● Goal of the exercise:
Extend the passage on applying the cultural-feature suitability model to forest planning, picking up after its final sentence.

● Supplied passage:
_____

Although suitability models cannot replace ground-based surveys, they offer insight into how impacts to culturally significant features and areas can be minimized as part of forest and other natural resource management. One potential method for applying our suitability model would be to overlay proposed cutblock polygons (smaller spatial units compared to the THLB polygons) to evaluate the mean, maximum, and range of suitability scores within the boundaries. In the context of Indigenous governments like the KX, this could provide Lands Managers and the communities they serve valuable information about the potential risks of developing an area before plans proceed, and investments are made into cutblock engineering, etc. For example, if development proceeds in areas of high suitability, proposed blocks can be surveyed intensively (at 100% survey coverage) prior to development and followed by a post harvest assessment to identify completely healed-over CMT scars (Earnshaw 2016, 2019). This model can also be applied during the Landscape Reserve Design process, which is a planning exercise to implement the goals and regulations set out in the GBR LUO for both biodiversity and culturally significant resources. Further, in the GBR and abroad, modelling biocultural indicators may also help support the design and implementation of Indigenous Protected Areas (Murray and King 2012).

_____

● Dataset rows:
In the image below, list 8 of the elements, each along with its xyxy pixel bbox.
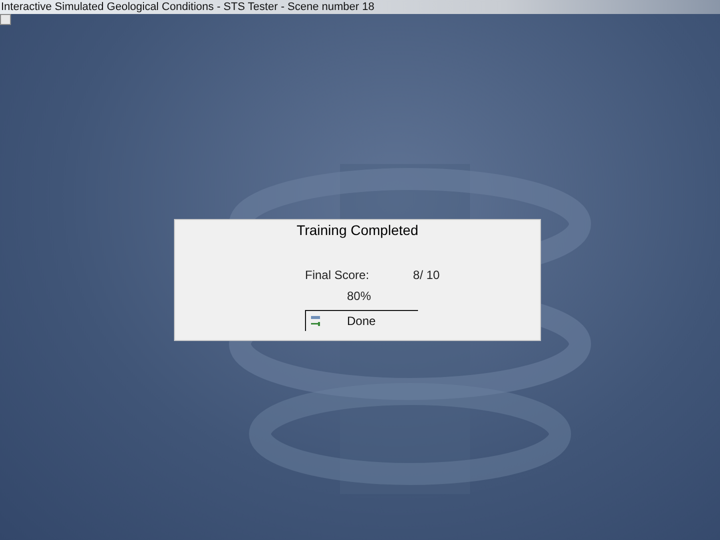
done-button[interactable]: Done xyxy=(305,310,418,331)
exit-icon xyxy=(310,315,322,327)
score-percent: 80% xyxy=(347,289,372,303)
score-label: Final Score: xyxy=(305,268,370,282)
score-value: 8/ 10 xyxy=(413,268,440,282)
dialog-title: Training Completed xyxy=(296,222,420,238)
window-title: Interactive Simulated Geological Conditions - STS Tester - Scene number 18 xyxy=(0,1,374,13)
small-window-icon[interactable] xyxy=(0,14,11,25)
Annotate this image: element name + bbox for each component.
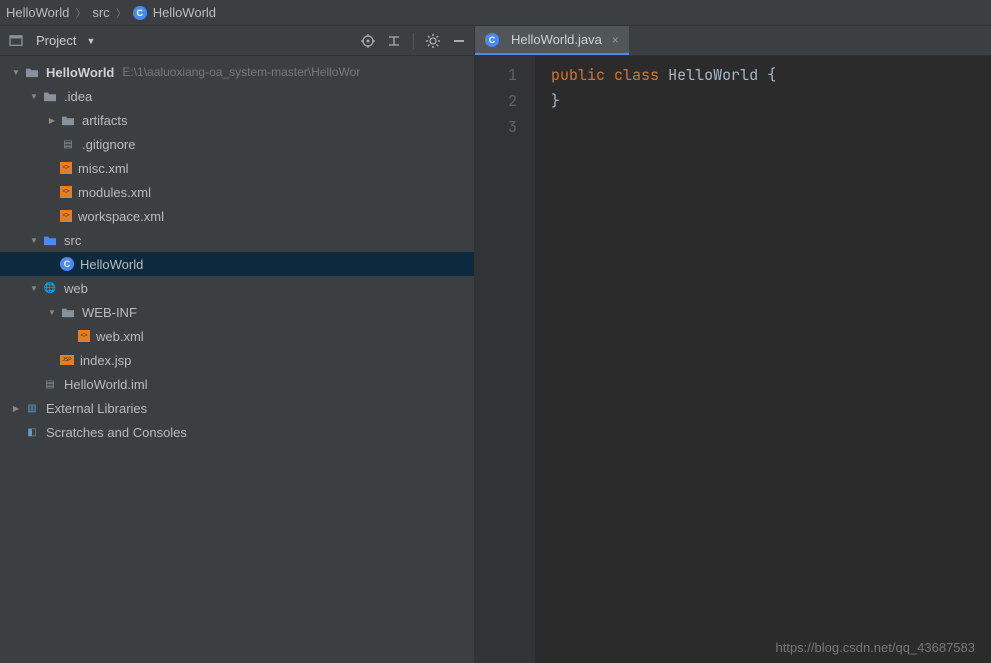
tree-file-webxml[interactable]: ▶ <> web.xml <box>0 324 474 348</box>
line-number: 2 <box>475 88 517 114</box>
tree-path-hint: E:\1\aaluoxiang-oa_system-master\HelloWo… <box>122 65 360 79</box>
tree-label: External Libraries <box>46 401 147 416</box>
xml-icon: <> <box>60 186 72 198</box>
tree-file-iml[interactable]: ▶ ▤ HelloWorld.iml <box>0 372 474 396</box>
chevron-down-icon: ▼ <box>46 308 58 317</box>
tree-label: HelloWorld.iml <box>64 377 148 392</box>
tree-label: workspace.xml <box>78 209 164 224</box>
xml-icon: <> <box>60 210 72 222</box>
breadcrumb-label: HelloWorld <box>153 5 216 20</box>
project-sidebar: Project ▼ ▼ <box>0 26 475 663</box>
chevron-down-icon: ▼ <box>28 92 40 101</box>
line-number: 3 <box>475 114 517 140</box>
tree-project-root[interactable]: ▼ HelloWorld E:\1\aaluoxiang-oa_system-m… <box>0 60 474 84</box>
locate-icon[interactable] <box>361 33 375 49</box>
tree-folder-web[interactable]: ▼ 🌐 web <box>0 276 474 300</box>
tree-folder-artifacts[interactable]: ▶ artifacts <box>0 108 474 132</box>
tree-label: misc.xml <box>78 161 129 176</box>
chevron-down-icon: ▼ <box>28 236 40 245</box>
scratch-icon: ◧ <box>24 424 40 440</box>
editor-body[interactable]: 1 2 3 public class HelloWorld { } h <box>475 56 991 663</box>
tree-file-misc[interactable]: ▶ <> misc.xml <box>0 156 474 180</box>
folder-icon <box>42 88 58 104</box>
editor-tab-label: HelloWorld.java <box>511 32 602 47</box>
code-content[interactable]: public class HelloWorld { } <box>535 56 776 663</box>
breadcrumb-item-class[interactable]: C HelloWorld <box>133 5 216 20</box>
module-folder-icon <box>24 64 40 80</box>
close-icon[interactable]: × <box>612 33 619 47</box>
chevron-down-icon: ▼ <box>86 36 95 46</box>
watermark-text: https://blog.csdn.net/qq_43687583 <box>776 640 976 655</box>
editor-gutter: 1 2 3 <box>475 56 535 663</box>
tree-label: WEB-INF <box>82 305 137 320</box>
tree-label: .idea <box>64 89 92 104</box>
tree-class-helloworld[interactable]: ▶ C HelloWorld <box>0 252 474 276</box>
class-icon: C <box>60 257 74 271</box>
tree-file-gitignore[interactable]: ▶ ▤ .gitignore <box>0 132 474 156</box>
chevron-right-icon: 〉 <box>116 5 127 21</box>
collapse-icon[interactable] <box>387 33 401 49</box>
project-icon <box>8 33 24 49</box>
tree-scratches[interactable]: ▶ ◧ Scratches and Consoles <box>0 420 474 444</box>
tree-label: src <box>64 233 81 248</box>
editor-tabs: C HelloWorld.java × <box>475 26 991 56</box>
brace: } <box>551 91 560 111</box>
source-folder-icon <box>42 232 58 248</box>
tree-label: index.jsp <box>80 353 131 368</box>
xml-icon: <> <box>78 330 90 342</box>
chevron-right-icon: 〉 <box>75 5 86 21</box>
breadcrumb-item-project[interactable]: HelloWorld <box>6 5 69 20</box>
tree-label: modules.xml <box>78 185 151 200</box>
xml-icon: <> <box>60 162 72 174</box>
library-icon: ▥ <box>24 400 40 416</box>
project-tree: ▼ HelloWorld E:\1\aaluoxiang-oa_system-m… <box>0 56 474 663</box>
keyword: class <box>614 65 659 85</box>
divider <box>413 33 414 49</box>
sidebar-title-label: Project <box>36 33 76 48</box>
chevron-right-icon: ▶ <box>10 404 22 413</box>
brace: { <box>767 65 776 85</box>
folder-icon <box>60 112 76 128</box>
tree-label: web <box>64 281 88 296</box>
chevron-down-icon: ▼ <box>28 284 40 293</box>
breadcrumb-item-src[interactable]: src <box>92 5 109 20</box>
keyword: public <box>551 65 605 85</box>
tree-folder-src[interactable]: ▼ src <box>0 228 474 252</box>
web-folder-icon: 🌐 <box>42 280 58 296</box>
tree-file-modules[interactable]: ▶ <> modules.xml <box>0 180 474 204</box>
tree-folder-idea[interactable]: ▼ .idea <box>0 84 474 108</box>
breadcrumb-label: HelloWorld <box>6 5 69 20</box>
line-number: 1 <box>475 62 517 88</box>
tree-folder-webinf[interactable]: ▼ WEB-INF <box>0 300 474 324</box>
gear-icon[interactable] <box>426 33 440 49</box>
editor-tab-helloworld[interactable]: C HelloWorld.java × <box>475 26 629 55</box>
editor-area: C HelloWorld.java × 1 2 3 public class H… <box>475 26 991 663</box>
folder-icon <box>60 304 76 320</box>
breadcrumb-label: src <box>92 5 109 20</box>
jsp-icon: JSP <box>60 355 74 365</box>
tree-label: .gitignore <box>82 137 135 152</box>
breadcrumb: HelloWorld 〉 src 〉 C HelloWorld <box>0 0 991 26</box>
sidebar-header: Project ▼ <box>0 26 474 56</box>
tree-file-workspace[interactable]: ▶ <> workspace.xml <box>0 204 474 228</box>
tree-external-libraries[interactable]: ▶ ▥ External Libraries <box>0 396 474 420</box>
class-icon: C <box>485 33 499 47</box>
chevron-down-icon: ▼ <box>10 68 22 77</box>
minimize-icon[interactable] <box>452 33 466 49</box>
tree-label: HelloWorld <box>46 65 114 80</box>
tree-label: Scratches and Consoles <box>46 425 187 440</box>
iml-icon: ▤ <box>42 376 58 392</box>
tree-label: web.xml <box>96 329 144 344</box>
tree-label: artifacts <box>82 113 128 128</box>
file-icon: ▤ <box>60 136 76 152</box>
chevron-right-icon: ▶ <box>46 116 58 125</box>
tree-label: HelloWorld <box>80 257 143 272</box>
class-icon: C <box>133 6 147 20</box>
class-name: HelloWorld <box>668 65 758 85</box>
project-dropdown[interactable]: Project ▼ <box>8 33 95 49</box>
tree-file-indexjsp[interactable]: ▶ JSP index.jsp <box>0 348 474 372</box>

_____

● Right answer:
Beyond the GBR, locally informed models such as ours could be used to help identify biocultural diversity hotspots or facilitate bringing cultural values into national or global strategies for biodiversity conservation and protection in the context of reconciliation (Diggon et al. 2020; Supernant 2020; Wong et al. 2020). Suitability models of other biocultural indicators and culturally significant species or values could also be incorporated as part of community harvest management plans to coordinate contemporary resource use, protected area designation, and management or comprehensive assessments for nonextractive industries such as tourism (e.g., Lemelin et al. 2015; Kitasoo/Xai’xais 2019). Scaling up, multiple biocultural suitability models could be combined in a biocultural ecosystem services modelling framework (Nelson et al. 2009; Klain and Chan 2012; Pert et al. 2015). In this way, stewardship managers can identify areas with a high diversity of cultural ecosystem services (e.g., heritage and marine/terrestrial resources). Further, this biocultural modelling approach could also be incorporated into species-at-risk management planning so that conservation efforts can have compounding benefits for both biodiversity and the Indigenous communities that have strong place-based ties to key habitat areas and species (Westwood et al. 2019).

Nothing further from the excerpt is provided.